Print all of the data exactly as written.

>> start Records for the task

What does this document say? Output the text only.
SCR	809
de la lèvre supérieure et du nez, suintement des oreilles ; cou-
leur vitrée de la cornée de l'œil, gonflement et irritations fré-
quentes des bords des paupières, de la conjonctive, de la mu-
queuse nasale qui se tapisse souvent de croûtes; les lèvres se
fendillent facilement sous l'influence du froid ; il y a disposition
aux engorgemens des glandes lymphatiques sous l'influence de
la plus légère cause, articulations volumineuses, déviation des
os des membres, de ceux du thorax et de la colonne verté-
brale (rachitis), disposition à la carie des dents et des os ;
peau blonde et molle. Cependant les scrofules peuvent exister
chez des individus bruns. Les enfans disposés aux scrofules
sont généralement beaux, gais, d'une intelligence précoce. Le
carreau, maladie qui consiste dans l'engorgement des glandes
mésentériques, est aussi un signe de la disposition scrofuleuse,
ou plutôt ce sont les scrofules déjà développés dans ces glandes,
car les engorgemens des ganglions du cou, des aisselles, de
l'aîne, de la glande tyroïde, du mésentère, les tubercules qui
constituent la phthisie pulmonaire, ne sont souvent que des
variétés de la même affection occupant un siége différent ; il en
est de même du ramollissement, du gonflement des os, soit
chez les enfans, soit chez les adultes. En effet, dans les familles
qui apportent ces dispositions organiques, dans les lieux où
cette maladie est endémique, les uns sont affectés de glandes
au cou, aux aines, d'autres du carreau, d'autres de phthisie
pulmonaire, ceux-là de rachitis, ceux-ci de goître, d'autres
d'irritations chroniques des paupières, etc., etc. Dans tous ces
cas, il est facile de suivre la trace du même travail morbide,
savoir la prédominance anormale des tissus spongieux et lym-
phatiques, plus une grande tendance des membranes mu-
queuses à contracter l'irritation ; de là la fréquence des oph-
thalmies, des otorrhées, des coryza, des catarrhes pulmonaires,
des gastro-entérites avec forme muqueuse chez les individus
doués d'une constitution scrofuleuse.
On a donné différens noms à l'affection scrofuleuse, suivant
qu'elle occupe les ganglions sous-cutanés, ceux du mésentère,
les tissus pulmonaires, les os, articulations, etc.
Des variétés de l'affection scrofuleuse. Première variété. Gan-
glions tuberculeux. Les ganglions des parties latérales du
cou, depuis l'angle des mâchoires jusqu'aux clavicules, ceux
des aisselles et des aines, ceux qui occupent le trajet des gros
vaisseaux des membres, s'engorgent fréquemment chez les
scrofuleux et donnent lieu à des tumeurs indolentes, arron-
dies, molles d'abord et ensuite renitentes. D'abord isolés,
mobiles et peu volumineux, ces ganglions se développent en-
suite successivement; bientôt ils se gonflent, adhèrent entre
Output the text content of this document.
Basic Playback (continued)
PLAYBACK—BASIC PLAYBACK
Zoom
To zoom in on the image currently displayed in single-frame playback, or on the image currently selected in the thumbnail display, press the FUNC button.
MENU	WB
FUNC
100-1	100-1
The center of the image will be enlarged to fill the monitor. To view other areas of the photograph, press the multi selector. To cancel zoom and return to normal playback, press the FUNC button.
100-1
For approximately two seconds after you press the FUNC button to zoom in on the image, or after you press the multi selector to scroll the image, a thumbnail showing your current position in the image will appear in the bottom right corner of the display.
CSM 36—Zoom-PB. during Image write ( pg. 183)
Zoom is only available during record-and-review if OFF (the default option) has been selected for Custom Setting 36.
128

>> end Records for the task

**Problem solution**
What does this document say? Output the text only.
SCR	809
de la lèvre supérieure et du nez, suintement des oreilles ; cou-
leur vitrée de la cornée de l'œil, gonflement et irritations fré-
quentes des bords des paupières, de la conjonctive, de la mu-
queuse nasale qui se tapisse souvent de croûtes; les lèvres se
fendillent facilement sous l'influence du froid ; il y a disposition
aux engorgemens des glandes lymphatiques sous l'influence de
la plus légère cause, articulations volumineuses, déviation des
os des membres, de ceux du thorax et de la colonne verté-
brale (rachitis), disposition à la carie des dents et des os ;
peau blonde et molle. Cependant les scrofules peuvent exister
chez des individus bruns. Les enfans disposés aux scrofules
sont généralement beaux, gais, d'une intelligence précoce. Le
carreau, maladie qui consiste dans l'engorgement des glandes
mésentériques, est aussi un signe de la disposition scrofuleuse,
ou plutôt ce sont les scrofules déjà développés dans ces glandes,
car les engorgemens des ganglions du cou, des aisselles, de
l'aîne, de la glande tyroïde, du mésentère, les tubercules qui
constituent la phthisie pulmonaire, ne sont souvent que des
variétés de la même affection occupant un siége différent ; il en
est de même du ramollissement, du gonflement des os, soit
chez les enfans, soit chez les adultes. En effet, dans les familles
qui apportent ces dispositions organiques, dans les lieux où
cette maladie est endémique, les uns sont affectés de glandes
au cou, aux aines, d'autres du carreau, d'autres de phthisie
pulmonaire, ceux-là de rachitis, ceux-ci de goître, d'autres
d'irritations chroniques des paupières, etc., etc. Dans tous ces
cas, il est facile de suivre la trace du même travail morbide,
savoir la prédominance anormale des tissus spongieux et lym-
phatiques, plus une grande tendance des membranes mu-
queuses à contracter l'irritation ; de là la fréquence des oph-
thalmies, des otorrhées, des coryza, des catarrhes pulmonaires,
des gastro-entérites avec forme muqueuse chez les individus
doués d'une constitution scrofuleuse.
On a donné différens noms à l'affection scrofuleuse, suivant
qu'elle occupe les ganglions sous-cutanés, ceux du mésentère,
les tissus pulmonaires, les os, articulations, etc.
Des variétés de l'affection scrofuleuse. Première variété. Gan-
glions tuberculeux. Les ganglions des parties latérales du
cou, depuis l'angle des mâchoires jusqu'aux clavicules, ceux
des aisselles et des aines, ceux qui occupent le trajet des gros
vaisseaux des membres, s'engorgent fréquemment chez les
scrofuleux et donnent lieu à des tumeurs indolentes, arron-
dies, molles d'abord et ensuite renitentes. D'abord isolés,
mobiles et peu volumineux, ces ganglions se développent en-
suite successivement; bientôt ils se gonflent, adhèrent entre
Output the text content of this document.
Basic Playback (continued)
PLAYBACK—BASIC PLAYBACK
Zoom
To zoom in on the image currently displayed in single-frame playback, or on the image currently selected in the thumbnail display, press the FUNC button.
MENU	WB
FUNC
100-1	100-1
The center of the image will be enlarged to fill the monitor. To view other areas of the photograph, press the multi selector. To cancel zoom and return to normal playback, press the FUNC button.
100-1
For approximately two seconds after you press the FUNC button to zoom in on the image, or after you press the multi selector to scroll the image, a thumbnail showing your current position in the image will appear in the bottom right corner of the display.
CSM 36—Zoom-PB. during Image write ( pg. 183)
Zoom is only available during record-and-review if OFF (the default option) has been selected for Custom Setting 36.
128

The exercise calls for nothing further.